一方、土産品店は、観光名所やJR駅・道の駅・高速道のパーキング店などの土産品店がありますが、その中でコロナの影響が最も深刻なのは観光名所の土産品店であります。また、そうしたところの土産品店は、観光客への食事提供もしているところが多く、そのことも併せ重なって極めて厳しい経営状況に陥っています。然るに、これまでの観光需要喚起策には、こうした土産品店への支援につながるものがなく、目下のところGoToトラベル事業で10月1日から地域共通クーポンが使えるようになることに一抹の期待が寄せられていますが、今後、廃業を考えるところが出てくるのではないかと懸念しています。

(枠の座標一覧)

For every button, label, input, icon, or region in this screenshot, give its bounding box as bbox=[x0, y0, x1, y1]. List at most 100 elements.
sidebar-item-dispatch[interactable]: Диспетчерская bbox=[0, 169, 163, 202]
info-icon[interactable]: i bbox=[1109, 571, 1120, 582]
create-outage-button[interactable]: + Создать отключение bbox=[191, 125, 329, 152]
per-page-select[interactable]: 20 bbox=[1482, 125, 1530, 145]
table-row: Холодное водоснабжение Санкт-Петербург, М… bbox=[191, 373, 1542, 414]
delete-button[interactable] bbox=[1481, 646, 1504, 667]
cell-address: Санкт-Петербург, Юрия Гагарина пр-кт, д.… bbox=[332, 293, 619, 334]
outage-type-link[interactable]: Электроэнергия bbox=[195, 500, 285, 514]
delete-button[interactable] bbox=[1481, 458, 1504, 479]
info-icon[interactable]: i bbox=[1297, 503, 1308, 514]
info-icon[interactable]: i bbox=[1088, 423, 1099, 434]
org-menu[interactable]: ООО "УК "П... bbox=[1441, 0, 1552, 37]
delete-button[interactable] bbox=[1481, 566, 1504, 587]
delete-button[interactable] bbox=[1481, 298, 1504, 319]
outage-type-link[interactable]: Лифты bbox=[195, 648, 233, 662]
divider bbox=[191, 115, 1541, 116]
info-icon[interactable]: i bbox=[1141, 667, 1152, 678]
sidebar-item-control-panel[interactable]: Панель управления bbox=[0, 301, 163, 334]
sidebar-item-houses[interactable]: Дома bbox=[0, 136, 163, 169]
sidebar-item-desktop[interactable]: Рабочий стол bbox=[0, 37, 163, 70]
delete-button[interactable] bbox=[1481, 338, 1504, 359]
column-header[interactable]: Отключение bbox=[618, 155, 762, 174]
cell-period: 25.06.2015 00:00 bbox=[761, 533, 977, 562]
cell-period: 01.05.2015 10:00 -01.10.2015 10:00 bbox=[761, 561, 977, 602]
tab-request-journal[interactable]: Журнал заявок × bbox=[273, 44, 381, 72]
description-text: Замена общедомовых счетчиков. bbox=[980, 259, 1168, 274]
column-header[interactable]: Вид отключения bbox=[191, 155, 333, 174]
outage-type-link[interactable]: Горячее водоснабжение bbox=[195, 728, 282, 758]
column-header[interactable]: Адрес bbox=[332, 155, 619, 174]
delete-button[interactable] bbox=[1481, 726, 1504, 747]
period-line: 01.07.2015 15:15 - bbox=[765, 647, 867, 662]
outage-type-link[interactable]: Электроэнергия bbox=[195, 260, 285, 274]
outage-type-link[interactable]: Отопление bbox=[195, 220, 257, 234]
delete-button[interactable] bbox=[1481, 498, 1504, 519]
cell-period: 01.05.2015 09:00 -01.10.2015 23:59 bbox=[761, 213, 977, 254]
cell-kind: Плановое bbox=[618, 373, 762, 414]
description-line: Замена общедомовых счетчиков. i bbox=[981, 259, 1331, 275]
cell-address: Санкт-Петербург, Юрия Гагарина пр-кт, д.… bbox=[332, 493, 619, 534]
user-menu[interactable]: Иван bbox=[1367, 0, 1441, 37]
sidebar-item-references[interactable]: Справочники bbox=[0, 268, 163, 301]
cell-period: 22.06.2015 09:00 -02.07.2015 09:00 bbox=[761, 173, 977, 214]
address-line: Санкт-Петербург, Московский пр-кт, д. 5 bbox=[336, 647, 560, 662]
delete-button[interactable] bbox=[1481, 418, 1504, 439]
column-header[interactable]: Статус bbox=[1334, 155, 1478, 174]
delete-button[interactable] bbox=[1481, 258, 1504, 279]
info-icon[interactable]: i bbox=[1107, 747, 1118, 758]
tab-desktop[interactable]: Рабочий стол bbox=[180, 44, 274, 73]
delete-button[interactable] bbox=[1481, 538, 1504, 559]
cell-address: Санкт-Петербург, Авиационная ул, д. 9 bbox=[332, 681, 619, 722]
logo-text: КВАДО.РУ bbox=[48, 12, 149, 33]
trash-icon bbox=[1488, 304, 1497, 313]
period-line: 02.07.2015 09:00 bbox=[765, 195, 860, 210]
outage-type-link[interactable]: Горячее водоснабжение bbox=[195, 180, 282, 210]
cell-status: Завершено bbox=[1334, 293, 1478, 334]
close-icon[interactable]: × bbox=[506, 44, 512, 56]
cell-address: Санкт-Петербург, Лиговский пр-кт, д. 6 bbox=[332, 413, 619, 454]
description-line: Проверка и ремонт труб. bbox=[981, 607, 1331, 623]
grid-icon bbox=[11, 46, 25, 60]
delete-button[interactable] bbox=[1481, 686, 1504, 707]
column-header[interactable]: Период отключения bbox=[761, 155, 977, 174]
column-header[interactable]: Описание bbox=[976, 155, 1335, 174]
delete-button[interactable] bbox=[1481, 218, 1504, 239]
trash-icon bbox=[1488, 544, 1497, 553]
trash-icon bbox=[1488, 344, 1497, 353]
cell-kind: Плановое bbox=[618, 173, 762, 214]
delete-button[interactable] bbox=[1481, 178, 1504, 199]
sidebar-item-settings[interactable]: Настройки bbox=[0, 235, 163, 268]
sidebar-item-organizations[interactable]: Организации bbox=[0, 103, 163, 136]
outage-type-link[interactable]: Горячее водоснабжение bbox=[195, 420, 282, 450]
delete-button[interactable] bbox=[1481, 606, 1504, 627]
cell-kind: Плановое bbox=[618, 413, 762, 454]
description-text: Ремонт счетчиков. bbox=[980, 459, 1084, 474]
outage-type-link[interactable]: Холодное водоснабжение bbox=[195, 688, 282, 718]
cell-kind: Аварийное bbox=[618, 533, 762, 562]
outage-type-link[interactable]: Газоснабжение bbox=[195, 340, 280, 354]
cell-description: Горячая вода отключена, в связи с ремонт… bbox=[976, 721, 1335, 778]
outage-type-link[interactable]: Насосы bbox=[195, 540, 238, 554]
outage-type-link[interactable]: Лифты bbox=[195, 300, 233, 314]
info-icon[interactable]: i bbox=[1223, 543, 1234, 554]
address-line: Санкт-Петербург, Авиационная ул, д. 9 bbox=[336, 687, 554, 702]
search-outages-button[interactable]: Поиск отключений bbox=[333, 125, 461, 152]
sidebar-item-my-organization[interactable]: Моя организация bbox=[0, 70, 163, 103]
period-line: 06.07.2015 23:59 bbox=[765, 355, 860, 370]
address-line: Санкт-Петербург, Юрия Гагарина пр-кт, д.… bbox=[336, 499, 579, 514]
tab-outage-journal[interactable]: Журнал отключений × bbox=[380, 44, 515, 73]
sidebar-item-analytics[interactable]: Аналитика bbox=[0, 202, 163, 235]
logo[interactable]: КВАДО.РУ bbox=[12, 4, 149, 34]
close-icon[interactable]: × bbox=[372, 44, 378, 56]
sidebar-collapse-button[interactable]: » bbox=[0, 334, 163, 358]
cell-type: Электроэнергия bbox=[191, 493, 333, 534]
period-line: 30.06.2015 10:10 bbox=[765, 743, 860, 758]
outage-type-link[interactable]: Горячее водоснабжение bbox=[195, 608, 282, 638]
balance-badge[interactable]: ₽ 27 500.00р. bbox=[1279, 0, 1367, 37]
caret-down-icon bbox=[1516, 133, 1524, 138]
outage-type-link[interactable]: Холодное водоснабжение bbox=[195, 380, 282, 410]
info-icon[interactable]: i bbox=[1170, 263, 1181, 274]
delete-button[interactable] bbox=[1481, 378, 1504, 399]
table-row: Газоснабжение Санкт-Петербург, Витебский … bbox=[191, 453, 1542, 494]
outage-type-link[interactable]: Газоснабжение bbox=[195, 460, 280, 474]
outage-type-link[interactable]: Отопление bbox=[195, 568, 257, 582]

> 取り組む課題
1. 抽出テキストによると、コロナの影響が最も深刻な土産品店はどこの土産品店か。
2. 抽出テキストのうち、「一方、土産品店は、観光名所や」で始まり「ではないかと懸念しています。」に至るまでの部分を、一字も変えずに出力してください。

> 演習の結果
1. 観光名所の土産品店。

2.
一方、土産品店は、観光名所やJR駅・道の駅・高速道のパーキング店などの土産品店がありますが、その中でコロナの影響が最も深刻なのは観光名所の土産品店であります。また、そうしたところの土産品店は、観光客への食事提供もしているところが多く、そのことも併せ重なって極めて厳しい経営状況に陥っています。然るに、これまでの観光需要喚起策には、こうした土産品店への支援につながるものがなく、目下のところGoToトラベル事業で10月1日から地域共通クーポンが使えるようになることに一抹の期待が寄せられていますが、今後、廃業を考えるところが出てくるのではないかと懸念しています。